(Given request): Copy all lines in which the word "from" can be found.

(Entries shown):
* * *
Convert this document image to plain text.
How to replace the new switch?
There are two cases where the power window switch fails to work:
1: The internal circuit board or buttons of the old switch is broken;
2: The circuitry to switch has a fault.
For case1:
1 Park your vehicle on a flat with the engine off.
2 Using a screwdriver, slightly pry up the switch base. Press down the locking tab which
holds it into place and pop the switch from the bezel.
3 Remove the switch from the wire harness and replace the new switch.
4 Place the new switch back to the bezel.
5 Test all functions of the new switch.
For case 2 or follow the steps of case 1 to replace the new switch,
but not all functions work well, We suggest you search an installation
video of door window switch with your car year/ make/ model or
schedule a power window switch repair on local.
* * *
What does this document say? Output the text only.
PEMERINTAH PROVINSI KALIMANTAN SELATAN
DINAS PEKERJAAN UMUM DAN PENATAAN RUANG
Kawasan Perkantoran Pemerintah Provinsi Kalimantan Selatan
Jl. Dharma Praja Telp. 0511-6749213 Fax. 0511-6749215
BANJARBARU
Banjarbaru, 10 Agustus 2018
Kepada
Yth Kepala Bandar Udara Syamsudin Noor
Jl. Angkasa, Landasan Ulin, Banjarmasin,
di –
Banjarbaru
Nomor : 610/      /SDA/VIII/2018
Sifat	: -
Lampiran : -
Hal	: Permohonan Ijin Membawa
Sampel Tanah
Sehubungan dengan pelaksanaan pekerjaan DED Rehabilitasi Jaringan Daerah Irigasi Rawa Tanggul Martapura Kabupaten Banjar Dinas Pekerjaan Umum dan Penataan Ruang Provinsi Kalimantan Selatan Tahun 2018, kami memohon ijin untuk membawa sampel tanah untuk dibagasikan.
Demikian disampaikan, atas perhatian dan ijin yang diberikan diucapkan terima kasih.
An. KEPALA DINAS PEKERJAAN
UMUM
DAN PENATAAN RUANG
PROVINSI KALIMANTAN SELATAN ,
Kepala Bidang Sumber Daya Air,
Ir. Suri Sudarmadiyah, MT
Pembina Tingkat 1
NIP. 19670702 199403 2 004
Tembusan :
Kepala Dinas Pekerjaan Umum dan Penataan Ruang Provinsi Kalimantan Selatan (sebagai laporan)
* * *
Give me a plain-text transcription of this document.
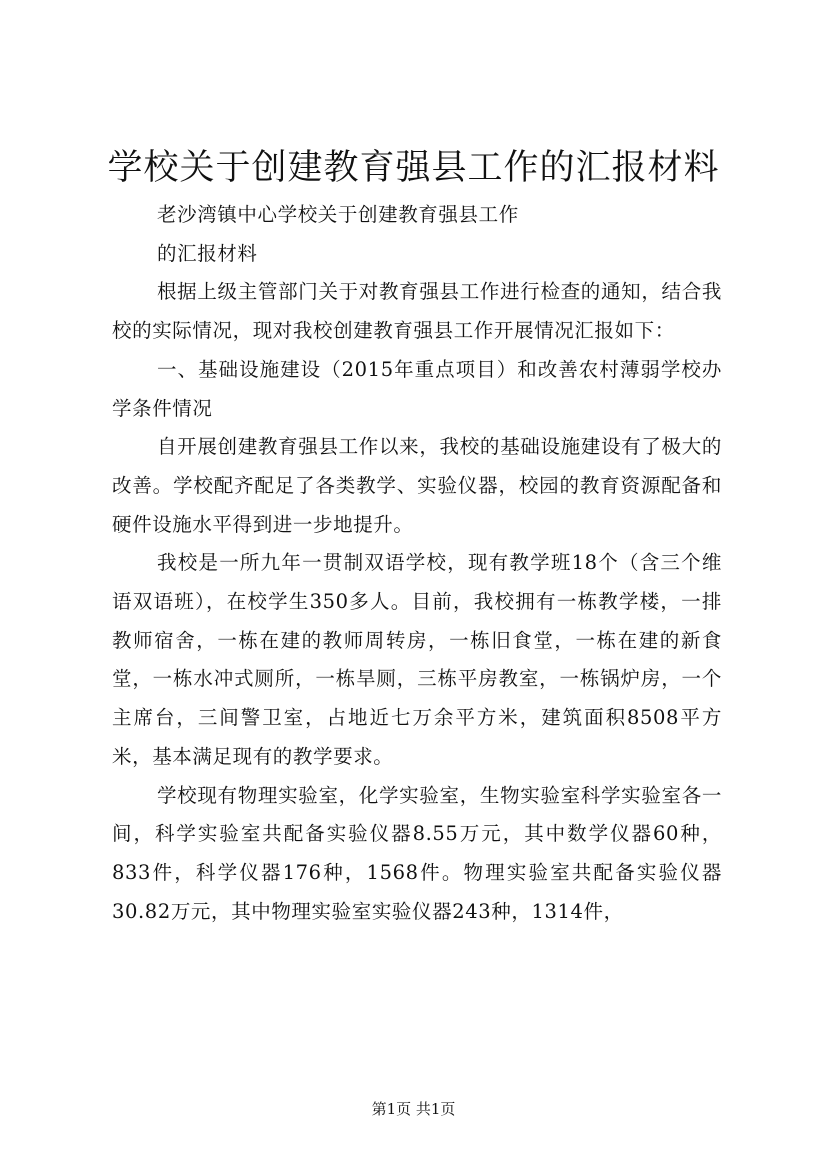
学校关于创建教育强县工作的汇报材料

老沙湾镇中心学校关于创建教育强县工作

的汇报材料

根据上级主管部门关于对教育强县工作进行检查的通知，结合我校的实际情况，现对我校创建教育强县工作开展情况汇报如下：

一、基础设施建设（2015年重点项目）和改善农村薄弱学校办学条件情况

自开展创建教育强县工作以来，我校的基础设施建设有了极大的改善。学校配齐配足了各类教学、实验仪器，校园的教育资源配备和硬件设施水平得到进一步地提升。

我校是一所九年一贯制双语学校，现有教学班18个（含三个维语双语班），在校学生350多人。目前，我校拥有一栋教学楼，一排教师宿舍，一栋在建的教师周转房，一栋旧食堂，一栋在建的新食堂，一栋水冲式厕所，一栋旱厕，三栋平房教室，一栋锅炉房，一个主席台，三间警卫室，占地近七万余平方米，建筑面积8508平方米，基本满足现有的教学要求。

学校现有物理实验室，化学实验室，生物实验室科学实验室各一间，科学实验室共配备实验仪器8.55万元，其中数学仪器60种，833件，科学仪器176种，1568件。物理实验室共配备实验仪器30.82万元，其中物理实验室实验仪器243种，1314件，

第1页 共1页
* * *
(Complete answer):
holds it into place and pop the switch from the bezel.
3 Remove the switch from the wire harness and replace the new switch.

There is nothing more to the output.